━━━ DATA PROVIDED ━━━

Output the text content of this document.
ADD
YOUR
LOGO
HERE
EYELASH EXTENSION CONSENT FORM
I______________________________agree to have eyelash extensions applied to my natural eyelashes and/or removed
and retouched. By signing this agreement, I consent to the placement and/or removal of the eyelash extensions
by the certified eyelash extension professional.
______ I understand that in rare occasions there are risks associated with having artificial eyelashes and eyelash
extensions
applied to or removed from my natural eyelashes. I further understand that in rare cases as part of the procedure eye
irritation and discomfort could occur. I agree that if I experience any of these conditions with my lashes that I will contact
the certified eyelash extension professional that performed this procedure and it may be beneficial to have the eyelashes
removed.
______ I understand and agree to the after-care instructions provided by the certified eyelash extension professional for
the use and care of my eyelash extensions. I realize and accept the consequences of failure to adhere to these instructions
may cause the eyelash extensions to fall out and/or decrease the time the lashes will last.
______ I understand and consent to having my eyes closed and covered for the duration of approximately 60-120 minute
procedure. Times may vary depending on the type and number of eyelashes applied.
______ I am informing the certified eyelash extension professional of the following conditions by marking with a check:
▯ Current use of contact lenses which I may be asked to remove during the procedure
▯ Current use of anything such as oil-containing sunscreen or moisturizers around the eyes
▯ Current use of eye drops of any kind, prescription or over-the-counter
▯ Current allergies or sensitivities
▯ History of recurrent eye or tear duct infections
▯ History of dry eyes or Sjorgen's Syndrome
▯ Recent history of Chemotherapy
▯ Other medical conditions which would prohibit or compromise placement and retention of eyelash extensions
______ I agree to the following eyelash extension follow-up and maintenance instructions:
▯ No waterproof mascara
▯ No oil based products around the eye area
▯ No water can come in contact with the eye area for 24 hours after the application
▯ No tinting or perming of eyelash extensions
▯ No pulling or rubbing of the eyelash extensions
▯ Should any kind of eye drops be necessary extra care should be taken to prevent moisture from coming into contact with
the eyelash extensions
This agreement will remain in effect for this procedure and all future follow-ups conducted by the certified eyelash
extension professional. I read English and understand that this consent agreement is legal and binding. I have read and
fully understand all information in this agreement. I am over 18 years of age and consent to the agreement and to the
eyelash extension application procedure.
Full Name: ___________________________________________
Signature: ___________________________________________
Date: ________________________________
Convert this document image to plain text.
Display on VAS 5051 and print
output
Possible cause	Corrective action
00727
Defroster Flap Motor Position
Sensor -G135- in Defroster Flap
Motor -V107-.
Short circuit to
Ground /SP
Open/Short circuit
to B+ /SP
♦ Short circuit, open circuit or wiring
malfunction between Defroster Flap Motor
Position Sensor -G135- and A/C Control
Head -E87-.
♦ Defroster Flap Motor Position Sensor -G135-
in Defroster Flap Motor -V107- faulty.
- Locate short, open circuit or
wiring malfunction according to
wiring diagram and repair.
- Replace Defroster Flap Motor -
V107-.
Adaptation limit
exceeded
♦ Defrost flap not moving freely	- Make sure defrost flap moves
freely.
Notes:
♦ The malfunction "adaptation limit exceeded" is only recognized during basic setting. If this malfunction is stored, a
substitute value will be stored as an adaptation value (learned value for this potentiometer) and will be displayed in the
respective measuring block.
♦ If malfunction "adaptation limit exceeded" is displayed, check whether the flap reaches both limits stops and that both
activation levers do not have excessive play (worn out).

━━━

* _AIM_
Look over the material above and show each line where "removed" appears.

* _EXERCISE RESULT_
I______________________________agree to have eyelash extensions applied to my natural eyelashes and/or removed
applied to or removed from my natural eyelashes. I further understand that in rare cases as part of the procedure eye
removed.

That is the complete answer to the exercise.